* Task requirements:
Write the listing below out again exactly, dropping the images.

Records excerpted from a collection
====

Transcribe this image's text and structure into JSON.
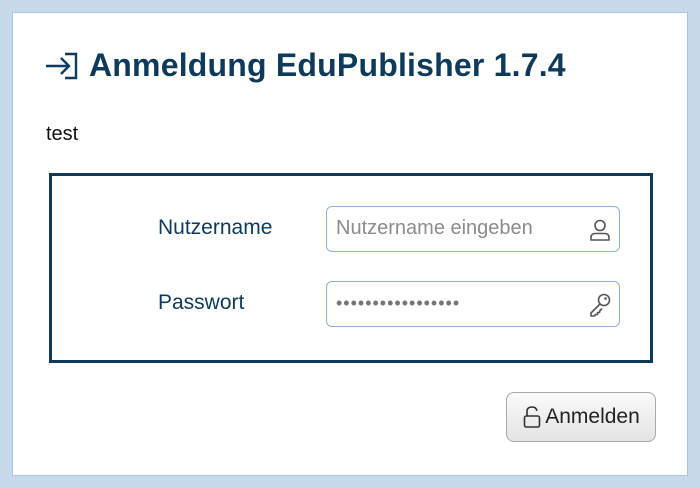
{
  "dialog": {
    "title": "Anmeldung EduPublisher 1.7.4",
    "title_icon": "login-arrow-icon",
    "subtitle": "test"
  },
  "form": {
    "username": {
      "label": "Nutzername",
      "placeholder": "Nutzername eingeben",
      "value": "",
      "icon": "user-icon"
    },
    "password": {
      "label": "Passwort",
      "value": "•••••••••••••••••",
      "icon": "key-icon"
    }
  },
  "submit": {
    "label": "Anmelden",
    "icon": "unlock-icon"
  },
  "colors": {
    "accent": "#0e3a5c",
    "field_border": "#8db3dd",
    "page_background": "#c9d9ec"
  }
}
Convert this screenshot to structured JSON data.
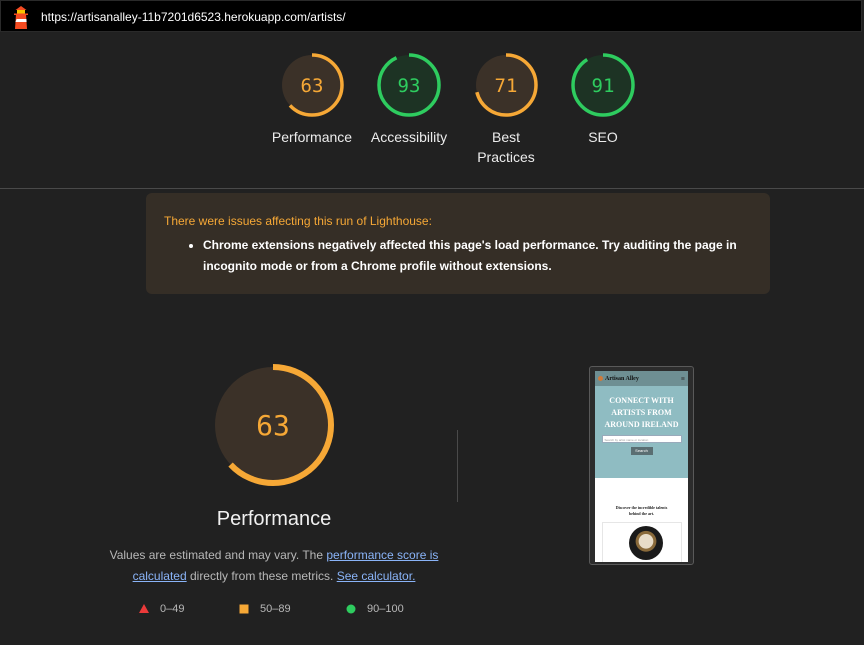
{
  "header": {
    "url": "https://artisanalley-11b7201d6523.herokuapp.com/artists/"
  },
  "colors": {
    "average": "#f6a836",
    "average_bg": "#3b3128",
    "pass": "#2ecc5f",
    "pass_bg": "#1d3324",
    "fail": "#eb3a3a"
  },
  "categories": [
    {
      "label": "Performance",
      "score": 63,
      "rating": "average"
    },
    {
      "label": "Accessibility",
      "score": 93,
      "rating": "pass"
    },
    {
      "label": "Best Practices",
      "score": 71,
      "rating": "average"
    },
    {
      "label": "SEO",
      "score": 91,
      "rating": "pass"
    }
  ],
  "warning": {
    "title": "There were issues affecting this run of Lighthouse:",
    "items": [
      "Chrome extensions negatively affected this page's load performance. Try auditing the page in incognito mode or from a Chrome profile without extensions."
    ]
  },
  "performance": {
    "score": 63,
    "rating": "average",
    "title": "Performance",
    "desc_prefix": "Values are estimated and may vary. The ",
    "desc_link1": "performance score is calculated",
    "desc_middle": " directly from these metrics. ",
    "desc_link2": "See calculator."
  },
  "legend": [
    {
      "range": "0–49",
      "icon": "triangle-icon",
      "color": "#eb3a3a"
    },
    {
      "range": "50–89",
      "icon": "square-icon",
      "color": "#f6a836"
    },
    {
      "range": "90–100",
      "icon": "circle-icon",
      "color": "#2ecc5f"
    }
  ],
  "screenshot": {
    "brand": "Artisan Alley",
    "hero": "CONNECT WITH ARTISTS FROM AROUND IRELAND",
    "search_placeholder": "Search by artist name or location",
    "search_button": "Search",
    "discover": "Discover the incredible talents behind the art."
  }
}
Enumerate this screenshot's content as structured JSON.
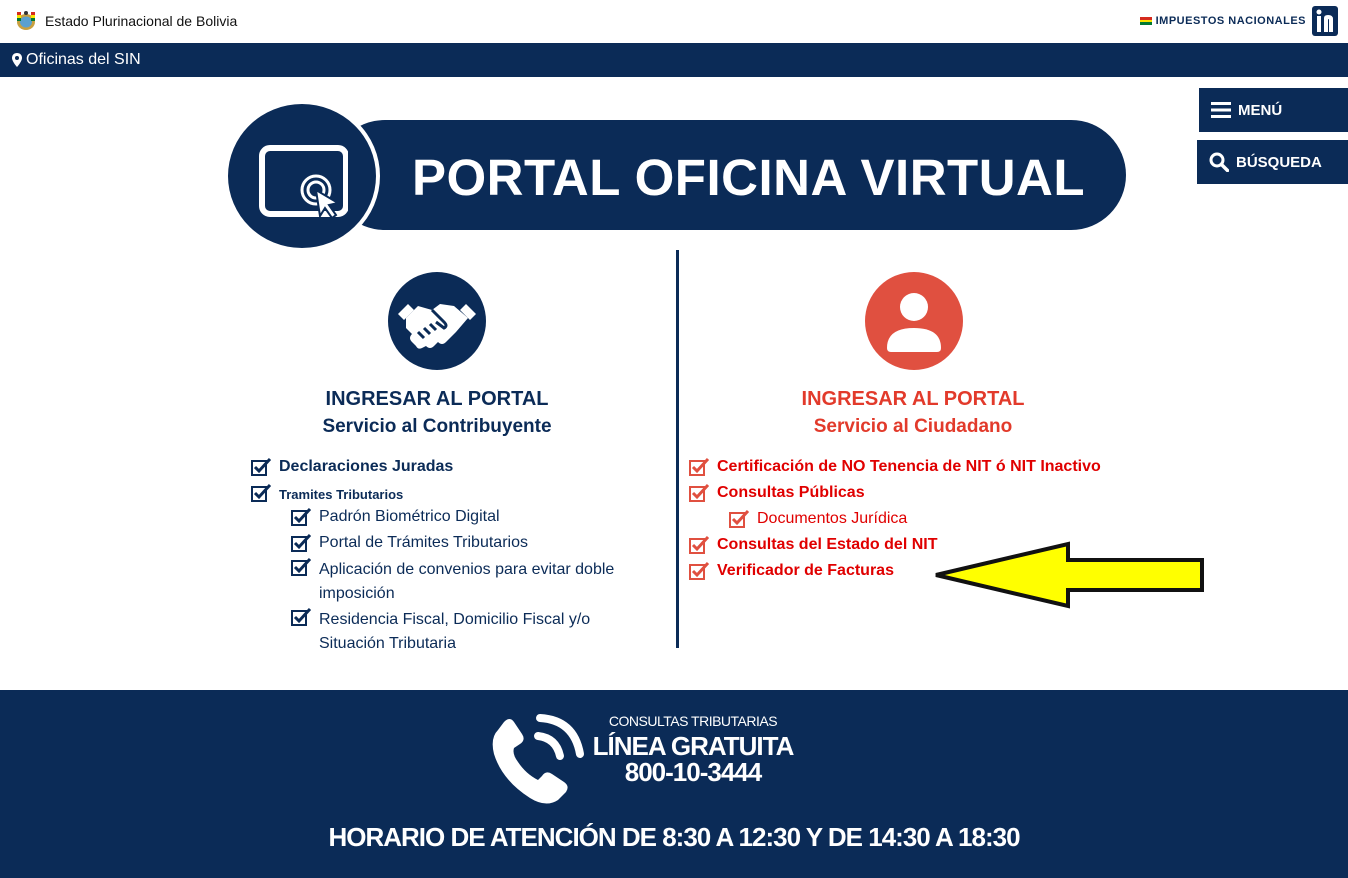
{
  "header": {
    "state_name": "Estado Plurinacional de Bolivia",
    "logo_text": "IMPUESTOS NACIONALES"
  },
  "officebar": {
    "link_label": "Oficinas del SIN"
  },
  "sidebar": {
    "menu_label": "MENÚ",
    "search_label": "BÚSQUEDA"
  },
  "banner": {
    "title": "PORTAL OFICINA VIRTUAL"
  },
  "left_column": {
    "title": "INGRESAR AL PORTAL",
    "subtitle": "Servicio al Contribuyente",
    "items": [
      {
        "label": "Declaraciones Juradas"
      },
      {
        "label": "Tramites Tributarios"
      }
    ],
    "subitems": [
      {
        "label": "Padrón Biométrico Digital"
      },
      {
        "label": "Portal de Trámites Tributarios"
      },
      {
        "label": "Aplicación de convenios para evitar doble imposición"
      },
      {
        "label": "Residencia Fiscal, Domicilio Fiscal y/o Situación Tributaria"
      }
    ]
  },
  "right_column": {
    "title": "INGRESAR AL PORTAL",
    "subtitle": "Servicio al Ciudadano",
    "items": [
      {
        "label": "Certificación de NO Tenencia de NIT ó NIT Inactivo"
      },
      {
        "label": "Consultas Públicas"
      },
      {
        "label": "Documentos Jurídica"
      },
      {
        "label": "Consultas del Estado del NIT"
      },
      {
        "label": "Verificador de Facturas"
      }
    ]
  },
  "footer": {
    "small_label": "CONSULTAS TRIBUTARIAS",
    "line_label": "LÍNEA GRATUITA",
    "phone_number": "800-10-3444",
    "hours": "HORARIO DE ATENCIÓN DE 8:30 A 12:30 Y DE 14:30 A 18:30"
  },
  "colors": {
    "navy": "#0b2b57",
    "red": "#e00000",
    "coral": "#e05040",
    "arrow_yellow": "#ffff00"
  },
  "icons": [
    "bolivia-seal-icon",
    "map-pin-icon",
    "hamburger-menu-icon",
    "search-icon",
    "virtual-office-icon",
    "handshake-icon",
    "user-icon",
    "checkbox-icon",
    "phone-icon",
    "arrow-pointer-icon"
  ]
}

====

* Final result:
Transcribe this image's text and structure into JSON.
{
  "dialog": {
    "title": "Anmeldung EduPublisher 1.7.4",
    "title_icon": "login-arrow-icon",
    "subtitle": "test"
  },
  "form": {
    "username": {
      "label": "Nutzername",
      "placeholder": "Nutzername eingeben",
      "value": "",
      "icon": "user-icon"
    },
    "password": {
      "label": "Passwort",
      "value": "•••••••••••••••••",
      "icon": "key-icon"
    }
  },
  "submit": {
    "label": "Anmelden",
    "icon": "unlock-icon"
  },
  "colors": {
    "accent": "#0e3a5c",
    "field_border": "#8db3dd",
    "page_background": "#c9d9ec"
  }
}
Convert this screenshot to structured JSON data.
{
  "header": {
    "url": "https://artisanalley-11b7201d6523.herokuapp.com/artists/"
  },
  "colors": {
    "average": "#f6a836",
    "average_bg": "#3b3128",
    "pass": "#2ecc5f",
    "pass_bg": "#1d3324",
    "fail": "#eb3a3a"
  },
  "categories": [
    {
      "label": "Performance",
      "score": 63,
      "rating": "average"
    },
    {
      "label": "Accessibility",
      "score": 93,
      "rating": "pass"
    },
    {
      "label": "Best Practices",
      "score": 71,
      "rating": "average"
    },
    {
      "label": "SEO",
      "score": 91,
      "rating": "pass"
    }
  ],
  "warning": {
    "title": "There were issues affecting this run of Lighthouse:",
    "items": [
      "Chrome extensions negatively affected this page's load performance. Try auditing the page in incognito mode or from a Chrome profile without extensions."
    ]
  },
  "performance": {
    "score": 63,
    "rating": "average",
    "title": "Performance",
    "desc_prefix": "Values are estimated and may vary. The ",
    "desc_link1": "performance score is calculated",
    "desc_middle": " directly from these metrics. ",
    "desc_link2": "See calculator."
  },
  "legend": [
    {
      "range": "0–49",
      "icon": "triangle-icon",
      "color": "#eb3a3a"
    },
    {
      "range": "50–89",
      "icon": "square-icon",
      "color": "#f6a836"
    },
    {
      "range": "90–100",
      "icon": "circle-icon",
      "color": "#2ecc5f"
    }
  ],
  "screenshot": {
    "brand": "Artisan Alley",
    "hero": "CONNECT WITH ARTISTS FROM AROUND IRELAND",
    "search_placeholder": "Search by artist name or location",
    "search_button": "Search",
    "discover": "Discover the incredible talents behind the art."
  }
}
Enumerate this screenshot's content as structured JSON.
{
  "header": {
    "state_name": "Estado Plurinacional de Bolivia",
    "logo_text": "IMPUESTOS NACIONALES"
  },
  "officebar": {
    "link_label": "Oficinas del SIN"
  },
  "sidebar": {
    "menu_label": "MENÚ",
    "search_label": "BÚSQUEDA"
  },
  "banner": {
    "title": "PORTAL OFICINA VIRTUAL"
  },
  "left_column": {
    "title": "INGRESAR AL PORTAL",
    "subtitle": "Servicio al Contribuyente",
    "items": [
      {
        "label": "Declaraciones Juradas"
      },
      {
        "label": "Tramites Tributarios"
      }
    ],
    "subitems": [
      {
        "label": "Padrón Biométrico Digital"
      },
      {
        "label": "Portal de Trámites Tributarios"
      },
      {
        "label": "Aplicación de convenios para evitar doble imposición"
      },
      {
        "label": "Residencia Fiscal, Domicilio Fiscal y/o Situación Tributaria"
      }
    ]
  },
  "right_column": {
    "title": "INGRESAR AL PORTAL",
    "subtitle": "Servicio al Ciudadano",
    "items": [
      {
        "label": "Certificación de NO Tenencia de NIT ó NIT Inactivo"
      },
      {
        "label": "Consultas Públicas"
      },
      {
        "label": "Documentos Jurídica"
      },
      {
        "label": "Consultas del Estado del NIT"
      },
      {
        "label": "Verificador de Facturas"
      }
    ]
  },
  "footer": {
    "small_label": "CONSULTAS TRIBUTARIAS",
    "line_label": "LÍNEA GRATUITA",
    "phone_number": "800-10-3444",
    "hours": "HORARIO DE ATENCIÓN DE 8:30 A 12:30 Y DE 14:30 A 18:30"
  },
  "colors": {
    "navy": "#0b2b57",
    "red": "#e00000",
    "coral": "#e05040",
    "arrow_yellow": "#ffff00"
  },
  "icons": [
    "bolivia-seal-icon",
    "map-pin-icon",
    "hamburger-menu-icon",
    "search-icon",
    "virtual-office-icon",
    "handshake-icon",
    "user-icon",
    "checkbox-icon",
    "phone-icon",
    "arrow-pointer-icon"
  ]
}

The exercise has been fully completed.